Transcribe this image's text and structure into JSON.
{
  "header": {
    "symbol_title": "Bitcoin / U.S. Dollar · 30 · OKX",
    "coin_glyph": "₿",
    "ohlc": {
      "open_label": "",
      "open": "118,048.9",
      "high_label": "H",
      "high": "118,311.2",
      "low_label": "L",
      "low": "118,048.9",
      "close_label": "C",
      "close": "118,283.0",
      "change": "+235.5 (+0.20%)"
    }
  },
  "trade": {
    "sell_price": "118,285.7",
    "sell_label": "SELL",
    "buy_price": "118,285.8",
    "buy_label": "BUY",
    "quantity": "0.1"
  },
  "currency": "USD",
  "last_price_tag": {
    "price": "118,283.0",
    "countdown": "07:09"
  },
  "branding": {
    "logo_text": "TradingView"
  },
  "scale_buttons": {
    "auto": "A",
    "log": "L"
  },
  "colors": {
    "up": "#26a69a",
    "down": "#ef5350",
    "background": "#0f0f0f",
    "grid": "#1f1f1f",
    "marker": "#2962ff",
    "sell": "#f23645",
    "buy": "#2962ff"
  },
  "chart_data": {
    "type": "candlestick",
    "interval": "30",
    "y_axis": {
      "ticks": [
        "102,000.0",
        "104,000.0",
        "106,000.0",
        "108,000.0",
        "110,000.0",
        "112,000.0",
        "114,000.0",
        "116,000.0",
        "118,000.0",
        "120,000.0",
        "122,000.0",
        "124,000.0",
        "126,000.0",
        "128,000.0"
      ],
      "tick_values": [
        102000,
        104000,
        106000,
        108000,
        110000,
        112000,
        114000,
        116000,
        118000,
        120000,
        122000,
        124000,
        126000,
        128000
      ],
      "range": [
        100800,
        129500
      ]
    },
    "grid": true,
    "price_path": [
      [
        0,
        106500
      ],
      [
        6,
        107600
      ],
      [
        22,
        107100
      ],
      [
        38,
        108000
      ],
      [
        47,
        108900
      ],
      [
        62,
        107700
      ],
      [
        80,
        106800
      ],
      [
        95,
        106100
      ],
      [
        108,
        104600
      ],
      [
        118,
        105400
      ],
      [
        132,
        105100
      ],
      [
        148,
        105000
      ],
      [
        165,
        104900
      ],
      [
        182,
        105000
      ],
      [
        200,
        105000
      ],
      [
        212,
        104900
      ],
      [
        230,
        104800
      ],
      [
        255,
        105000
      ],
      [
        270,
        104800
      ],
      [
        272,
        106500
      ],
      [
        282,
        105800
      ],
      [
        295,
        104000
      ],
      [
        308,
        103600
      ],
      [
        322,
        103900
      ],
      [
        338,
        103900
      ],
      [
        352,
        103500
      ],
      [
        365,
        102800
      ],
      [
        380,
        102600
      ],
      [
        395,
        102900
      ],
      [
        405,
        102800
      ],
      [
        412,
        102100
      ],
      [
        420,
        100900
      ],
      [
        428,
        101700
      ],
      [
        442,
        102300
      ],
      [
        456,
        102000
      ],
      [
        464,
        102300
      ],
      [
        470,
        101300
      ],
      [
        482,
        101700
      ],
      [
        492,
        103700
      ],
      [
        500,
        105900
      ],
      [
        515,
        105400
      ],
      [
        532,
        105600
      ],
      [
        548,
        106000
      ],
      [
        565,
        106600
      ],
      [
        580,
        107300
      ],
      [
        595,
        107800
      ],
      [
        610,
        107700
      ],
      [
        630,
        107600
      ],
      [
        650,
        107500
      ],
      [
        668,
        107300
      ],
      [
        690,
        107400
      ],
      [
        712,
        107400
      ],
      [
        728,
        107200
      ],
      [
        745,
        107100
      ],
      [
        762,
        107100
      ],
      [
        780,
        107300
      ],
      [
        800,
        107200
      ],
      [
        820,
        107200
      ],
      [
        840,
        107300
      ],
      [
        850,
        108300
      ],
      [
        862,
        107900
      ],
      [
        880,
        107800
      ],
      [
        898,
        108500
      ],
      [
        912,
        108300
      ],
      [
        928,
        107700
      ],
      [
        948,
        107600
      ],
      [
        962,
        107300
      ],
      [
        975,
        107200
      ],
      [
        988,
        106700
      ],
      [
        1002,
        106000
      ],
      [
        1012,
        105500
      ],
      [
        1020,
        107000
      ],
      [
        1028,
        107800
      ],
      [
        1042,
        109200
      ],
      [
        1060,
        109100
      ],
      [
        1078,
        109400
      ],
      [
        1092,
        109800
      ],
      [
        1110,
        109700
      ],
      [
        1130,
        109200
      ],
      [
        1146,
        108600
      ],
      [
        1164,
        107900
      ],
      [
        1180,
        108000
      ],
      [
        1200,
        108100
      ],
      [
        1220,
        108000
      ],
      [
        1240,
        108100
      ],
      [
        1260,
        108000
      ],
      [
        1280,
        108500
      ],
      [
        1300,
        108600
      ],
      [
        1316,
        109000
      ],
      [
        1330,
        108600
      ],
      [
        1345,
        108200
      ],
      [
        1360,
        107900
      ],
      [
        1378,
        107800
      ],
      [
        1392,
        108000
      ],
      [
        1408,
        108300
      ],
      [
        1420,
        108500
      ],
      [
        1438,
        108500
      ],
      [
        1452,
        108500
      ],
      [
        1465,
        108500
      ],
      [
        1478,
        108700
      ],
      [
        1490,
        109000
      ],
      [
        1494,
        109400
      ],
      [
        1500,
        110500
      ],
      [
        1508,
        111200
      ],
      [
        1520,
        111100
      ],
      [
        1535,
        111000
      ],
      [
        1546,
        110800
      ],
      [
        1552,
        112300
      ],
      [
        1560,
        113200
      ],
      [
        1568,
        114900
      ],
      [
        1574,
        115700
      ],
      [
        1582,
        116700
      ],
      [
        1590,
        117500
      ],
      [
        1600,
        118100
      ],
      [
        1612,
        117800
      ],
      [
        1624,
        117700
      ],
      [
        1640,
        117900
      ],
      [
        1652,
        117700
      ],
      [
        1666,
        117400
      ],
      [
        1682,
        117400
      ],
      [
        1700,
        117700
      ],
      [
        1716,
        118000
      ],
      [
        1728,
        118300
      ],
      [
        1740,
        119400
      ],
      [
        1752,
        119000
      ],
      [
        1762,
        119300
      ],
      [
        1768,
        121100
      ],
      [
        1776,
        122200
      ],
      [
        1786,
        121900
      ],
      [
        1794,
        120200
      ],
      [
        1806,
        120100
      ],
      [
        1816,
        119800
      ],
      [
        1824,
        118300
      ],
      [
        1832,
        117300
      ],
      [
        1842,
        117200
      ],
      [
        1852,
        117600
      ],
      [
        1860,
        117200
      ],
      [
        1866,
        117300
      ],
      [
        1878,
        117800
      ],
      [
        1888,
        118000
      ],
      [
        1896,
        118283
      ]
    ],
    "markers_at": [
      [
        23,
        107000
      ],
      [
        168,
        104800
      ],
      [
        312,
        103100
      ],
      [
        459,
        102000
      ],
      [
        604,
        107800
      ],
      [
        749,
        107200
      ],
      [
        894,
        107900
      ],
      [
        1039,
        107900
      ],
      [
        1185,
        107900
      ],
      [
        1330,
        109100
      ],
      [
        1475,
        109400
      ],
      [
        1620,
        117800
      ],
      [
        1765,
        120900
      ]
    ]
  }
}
───
Problem to work on
Quote the material exactly, leaving nothing out.

Response to the exercise
Transcribe this image's text and structure into JSON.
{
  "header": {
    "symbol_title": "Bitcoin / U.S. Dollar · 30 · OKX",
    "coin_glyph": "₿",
    "ohlc": {
      "open_label": "",
      "open": "118,048.9",
      "high_label": "H",
      "high": "118,311.2",
      "low_label": "L",
      "low": "118,048.9",
      "close_label": "C",
      "close": "118,283.0",
      "change": "+235.5 (+0.20%)"
    }
  },
  "trade": {
    "sell_price": "118,285.7",
    "sell_label": "SELL",
    "buy_price": "118,285.8",
    "buy_label": "BUY",
    "quantity": "0.1"
  },
  "currency": "USD",
  "last_price_tag": {
    "price": "118,283.0",
    "countdown": "07:09"
  },
  "branding": {
    "logo_text": "TradingView"
  },
  "scale_buttons": {
    "auto": "A",
    "log": "L"
  },
  "colors": {
    "up": "#26a69a",
    "down": "#ef5350",
    "background": "#0f0f0f",
    "grid": "#1f1f1f",
    "marker": "#2962ff",
    "sell": "#f23645",
    "buy": "#2962ff"
  },
  "chart_data": {
    "type": "candlestick",
    "interval": "30",
    "y_axis": {
      "ticks": [
        "102,000.0",
        "104,000.0",
        "106,000.0",
        "108,000.0",
        "110,000.0",
        "112,000.0",
        "114,000.0",
        "116,000.0",
        "118,000.0",
        "120,000.0",
        "122,000.0",
        "124,000.0",
        "126,000.0",
        "128,000.0"
      ],
      "tick_values": [
        102000,
        104000,
        106000,
        108000,
        110000,
        112000,
        114000,
        116000,
        118000,
        120000,
        122000,
        124000,
        126000,
        128000
      ],
      "range": [
        100800,
        129500
      ]
    },
    "grid": true,
    "price_path": [
      [
        0,
        106500
      ],
      [
        6,
        107600
      ],
      [
        22,
        107100
      ],
      [
        38,
        108000
      ],
      [
        47,
        108900
      ],
      [
        62,
        107700
      ],
      [
        80,
        106800
      ],
      [
        95,
        106100
      ],
      [
        108,
        104600
      ],
      [
        118,
        105400
      ],
      [
        132,
        105100
      ],
      [
        148,
        105000
      ],
      [
        165,
        104900
      ],
      [
        182,
        105000
      ],
      [
        200,
        105000
      ],
      [
        212,
        104900
      ],
      [
        230,
        104800
      ],
      [
        255,
        105000
      ],
      [
        270,
        104800
      ],
      [
        272,
        106500
      ],
      [
        282,
        105800
      ],
      [
        295,
        104000
      ],
      [
        308,
        103600
      ],
      [
        322,
        103900
      ],
      [
        338,
        103900
      ],
      [
        352,
        103500
      ],
      [
        365,
        102800
      ],
      [
        380,
        102600
      ],
      [
        395,
        102900
      ],
      [
        405,
        102800
      ],
      [
        412,
        102100
      ],
      [
        420,
        100900
      ],
      [
        428,
        101700
      ],
      [
        442,
        102300
      ],
      [
        456,
        102000
      ],
      [
        464,
        102300
      ],
      [
        470,
        101300
      ],
      [
        482,
        101700
      ],
      [
        492,
        103700
      ],
      [
        500,
        105900
      ],
      [
        515,
        105400
      ],
      [
        532,
        105600
      ],
      [
        548,
        106000
      ],
      [
        565,
        106600
      ],
      [
        580,
        107300
      ],
      [
        595,
        107800
      ],
      [
        610,
        107700
      ],
      [
        630,
        107600
      ],
      [
        650,
        107500
      ],
      [
        668,
        107300
      ],
      [
        690,
        107400
      ],
      [
        712,
        107400
      ],
      [
        728,
        107200
      ],
      [
        745,
        107100
      ],
      [
        762,
        107100
      ],
      [
        780,
        107300
      ],
      [
        800,
        107200
      ],
      [
        820,
        107200
      ],
      [
        840,
        107300
      ],
      [
        850,
        108300
      ],
      [
        862,
        107900
      ],
      [
        880,
        107800
      ],
      [
        898,
        108500
      ],
      [
        912,
        108300
      ],
      [
        928,
        107700
      ],
      [
        948,
        107600
      ],
      [
        962,
        107300
      ],
      [
        975,
        107200
      ],
      [
        988,
        106700
      ],
      [
        1002,
        106000
      ],
      [
        1012,
        105500
      ],
      [
        1020,
        107000
      ],
      [
        1028,
        107800
      ],
      [
        1042,
        109200
      ],
      [
        1060,
        109100
      ],
      [
        1078,
        109400
      ],
      [
        1092,
        109800
      ],
      [
        1110,
        109700
      ],
      [
        1130,
        109200
      ],
      [
        1146,
        108600
      ],
      [
        1164,
        107900
      ],
      [
        1180,
        108000
      ],
      [
        1200,
        108100
      ],
      [
        1220,
        108000
      ],
      [
        1240,
        108100
      ],
      [
        1260,
        108000
      ],
      [
        1280,
        108500
      ],
      [
        1300,
        108600
      ],
      [
        1316,
        109000
      ],
      [
        1330,
        108600
      ],
      [
        1345,
        108200
      ],
      [
        1360,
        107900
      ],
      [
        1378,
        107800
      ],
      [
        1392,
        108000
      ],
      [
        1408,
        108300
      ],
      [
        1420,
        108500
      ],
      [
        1438,
        108500
      ],
      [
        1452,
        108500
      ],
      [
        1465,
        108500
      ],
      [
        1478,
        108700
      ],
      [
        1490,
        109000
      ],
      [
        1494,
        109400
      ],
      [
        1500,
        110500
      ],
      [
        1508,
        111200
      ],
      [
        1520,
        111100
      ],
      [
        1535,
        111000
      ],
      [
        1546,
        110800
      ],
      [
        1552,
        112300
      ],
      [
        1560,
        113200
      ],
      [
        1568,
        114900
      ],
      [
        1574,
        115700
      ],
      [
        1582,
        116700
      ],
      [
        1590,
        117500
      ],
      [
        1600,
        118100
      ],
      [
        1612,
        117800
      ],
      [
        1624,
        117700
      ],
      [
        1640,
        117900
      ],
      [
        1652,
        117700
      ],
      [
        1666,
        117400
      ],
      [
        1682,
        117400
      ],
      [
        1700,
        117700
      ],
      [
        1716,
        118000
      ],
      [
        1728,
        118300
      ],
      [
        1740,
        119400
      ],
      [
        1752,
        119000
      ],
      [
        1762,
        119300
      ],
      [
        1768,
        121100
      ],
      [
        1776,
        122200
      ],
      [
        1786,
        121900
      ],
      [
        1794,
        120200
      ],
      [
        1806,
        120100
      ],
      [
        1816,
        119800
      ],
      [
        1824,
        118300
      ],
      [
        1832,
        117300
      ],
      [
        1842,
        117200
      ],
      [
        1852,
        117600
      ],
      [
        1860,
        117200
      ],
      [
        1866,
        117300
      ],
      [
        1878,
        117800
      ],
      [
        1888,
        118000
      ],
      [
        1896,
        118283
      ]
    ],
    "markers_at": [
      [
        23,
        107000
      ],
      [
        168,
        104800
      ],
      [
        312,
        103100
      ],
      [
        459,
        102000
      ],
      [
        604,
        107800
      ],
      [
        749,
        107200
      ],
      [
        894,
        107900
      ],
      [
        1039,
        107900
      ],
      [
        1185,
        107900
      ],
      [
        1330,
        109100
      ],
      [
        1475,
        109400
      ],
      [
        1620,
        117800
      ],
      [
        1765,
        120900
      ]
    ]
  }
}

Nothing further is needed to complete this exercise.